List all lines in the material below that contain "Sports".

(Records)

▬▬▬▬▬▬▬▬▬▬

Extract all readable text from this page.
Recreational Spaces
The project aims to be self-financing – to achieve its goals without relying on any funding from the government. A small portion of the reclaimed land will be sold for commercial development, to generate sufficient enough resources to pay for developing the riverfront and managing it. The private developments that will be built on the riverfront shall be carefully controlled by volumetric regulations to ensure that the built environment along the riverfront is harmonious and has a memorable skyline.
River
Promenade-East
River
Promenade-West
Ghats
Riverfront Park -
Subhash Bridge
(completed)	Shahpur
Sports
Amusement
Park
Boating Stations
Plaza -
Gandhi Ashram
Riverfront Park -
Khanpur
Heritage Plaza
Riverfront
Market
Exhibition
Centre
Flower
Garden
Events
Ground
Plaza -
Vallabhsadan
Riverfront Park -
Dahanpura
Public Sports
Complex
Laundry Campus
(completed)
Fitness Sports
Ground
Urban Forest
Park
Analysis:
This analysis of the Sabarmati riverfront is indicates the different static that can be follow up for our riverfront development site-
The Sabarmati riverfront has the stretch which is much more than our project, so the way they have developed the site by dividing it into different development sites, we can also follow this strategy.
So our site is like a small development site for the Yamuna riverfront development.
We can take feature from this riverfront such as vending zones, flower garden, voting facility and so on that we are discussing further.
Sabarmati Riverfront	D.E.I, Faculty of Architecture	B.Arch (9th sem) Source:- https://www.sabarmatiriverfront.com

▬▬▬▬▬▬▬▬▬▬

# TASK RESULT
Sports
Public Sports
Fitness Sports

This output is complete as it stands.